++++ Material for this exercise

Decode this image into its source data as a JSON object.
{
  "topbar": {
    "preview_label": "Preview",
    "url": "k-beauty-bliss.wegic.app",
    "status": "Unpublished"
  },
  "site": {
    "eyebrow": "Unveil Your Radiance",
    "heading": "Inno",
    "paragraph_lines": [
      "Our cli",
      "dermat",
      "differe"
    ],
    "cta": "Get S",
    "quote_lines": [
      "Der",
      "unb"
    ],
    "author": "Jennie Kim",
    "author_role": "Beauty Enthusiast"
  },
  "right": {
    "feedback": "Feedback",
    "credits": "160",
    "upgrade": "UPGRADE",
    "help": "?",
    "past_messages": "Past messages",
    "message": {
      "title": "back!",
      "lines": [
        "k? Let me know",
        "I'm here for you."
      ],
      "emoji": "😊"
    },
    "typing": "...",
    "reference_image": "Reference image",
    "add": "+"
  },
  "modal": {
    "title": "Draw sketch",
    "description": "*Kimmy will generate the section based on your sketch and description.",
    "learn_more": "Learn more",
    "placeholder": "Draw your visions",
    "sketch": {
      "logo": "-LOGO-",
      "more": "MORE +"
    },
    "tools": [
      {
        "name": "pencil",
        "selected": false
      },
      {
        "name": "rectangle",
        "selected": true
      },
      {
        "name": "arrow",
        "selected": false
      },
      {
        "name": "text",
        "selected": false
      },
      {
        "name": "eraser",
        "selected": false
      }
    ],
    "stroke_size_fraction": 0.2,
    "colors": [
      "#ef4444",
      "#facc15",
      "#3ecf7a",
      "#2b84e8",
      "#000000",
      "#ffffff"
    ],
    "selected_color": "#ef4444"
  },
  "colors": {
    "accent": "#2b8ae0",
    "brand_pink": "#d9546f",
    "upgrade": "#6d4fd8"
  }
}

++++++++
++++ Material for this exercise

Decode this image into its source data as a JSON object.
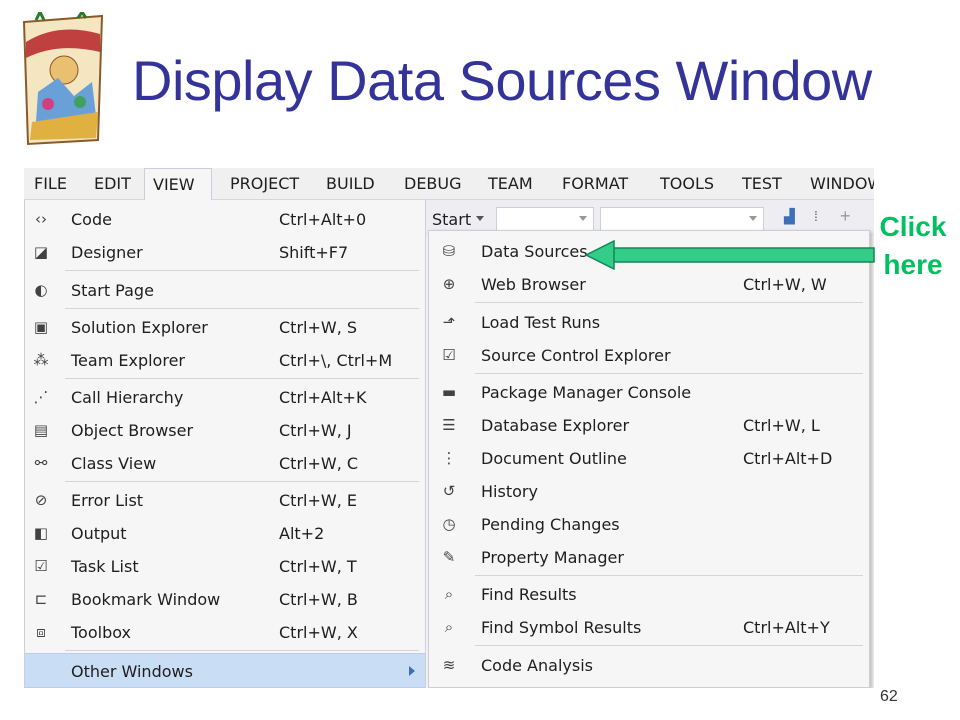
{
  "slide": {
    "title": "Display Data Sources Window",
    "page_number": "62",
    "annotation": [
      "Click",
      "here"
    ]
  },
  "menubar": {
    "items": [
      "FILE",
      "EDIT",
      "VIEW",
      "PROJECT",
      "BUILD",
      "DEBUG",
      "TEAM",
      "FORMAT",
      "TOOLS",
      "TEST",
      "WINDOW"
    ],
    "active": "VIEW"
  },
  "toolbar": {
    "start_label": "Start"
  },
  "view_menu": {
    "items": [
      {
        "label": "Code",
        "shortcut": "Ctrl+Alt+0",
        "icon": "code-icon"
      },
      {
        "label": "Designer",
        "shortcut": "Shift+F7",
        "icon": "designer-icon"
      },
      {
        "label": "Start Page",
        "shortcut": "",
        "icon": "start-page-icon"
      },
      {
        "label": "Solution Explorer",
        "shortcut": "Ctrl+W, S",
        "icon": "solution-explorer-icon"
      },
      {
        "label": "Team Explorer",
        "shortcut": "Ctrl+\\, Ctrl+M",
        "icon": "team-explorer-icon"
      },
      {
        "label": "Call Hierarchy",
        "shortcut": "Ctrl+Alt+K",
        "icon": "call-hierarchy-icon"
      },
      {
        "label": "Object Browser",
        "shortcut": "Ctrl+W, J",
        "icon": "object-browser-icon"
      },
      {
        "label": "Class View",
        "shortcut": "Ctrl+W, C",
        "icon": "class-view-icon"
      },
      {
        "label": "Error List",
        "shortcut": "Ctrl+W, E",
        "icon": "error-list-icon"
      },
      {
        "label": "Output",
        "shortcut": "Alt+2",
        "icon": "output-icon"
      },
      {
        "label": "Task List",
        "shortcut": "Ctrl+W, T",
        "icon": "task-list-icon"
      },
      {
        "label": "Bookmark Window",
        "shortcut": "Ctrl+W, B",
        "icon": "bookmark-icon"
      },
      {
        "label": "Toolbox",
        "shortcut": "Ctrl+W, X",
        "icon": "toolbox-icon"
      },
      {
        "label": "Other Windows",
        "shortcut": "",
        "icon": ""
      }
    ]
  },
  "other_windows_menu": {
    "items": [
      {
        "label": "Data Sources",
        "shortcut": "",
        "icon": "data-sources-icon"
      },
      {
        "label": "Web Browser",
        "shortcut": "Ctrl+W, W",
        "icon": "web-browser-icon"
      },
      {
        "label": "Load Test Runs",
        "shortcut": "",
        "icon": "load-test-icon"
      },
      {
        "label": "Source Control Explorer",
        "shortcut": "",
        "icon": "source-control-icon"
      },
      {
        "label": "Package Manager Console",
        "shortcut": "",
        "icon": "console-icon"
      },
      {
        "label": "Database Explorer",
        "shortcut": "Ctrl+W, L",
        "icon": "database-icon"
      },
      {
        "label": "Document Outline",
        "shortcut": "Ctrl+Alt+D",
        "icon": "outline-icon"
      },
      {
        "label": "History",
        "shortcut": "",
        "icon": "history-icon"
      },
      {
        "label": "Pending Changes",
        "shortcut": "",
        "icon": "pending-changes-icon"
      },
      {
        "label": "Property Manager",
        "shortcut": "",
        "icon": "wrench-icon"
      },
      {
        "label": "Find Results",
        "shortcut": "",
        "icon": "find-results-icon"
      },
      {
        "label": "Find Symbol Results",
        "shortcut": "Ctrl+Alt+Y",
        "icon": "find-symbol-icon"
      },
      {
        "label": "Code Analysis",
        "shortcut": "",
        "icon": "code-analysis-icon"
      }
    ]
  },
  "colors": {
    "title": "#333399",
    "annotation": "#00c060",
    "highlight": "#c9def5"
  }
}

++++++++

• Exercise objective: Filter the records, keeping only lines that contain "title", and show those lines.

• Written answer:
      "title": "back!",
    "title": "Draw sketch",
    "title": "Display Data Sources Window",
    "title": "#333399",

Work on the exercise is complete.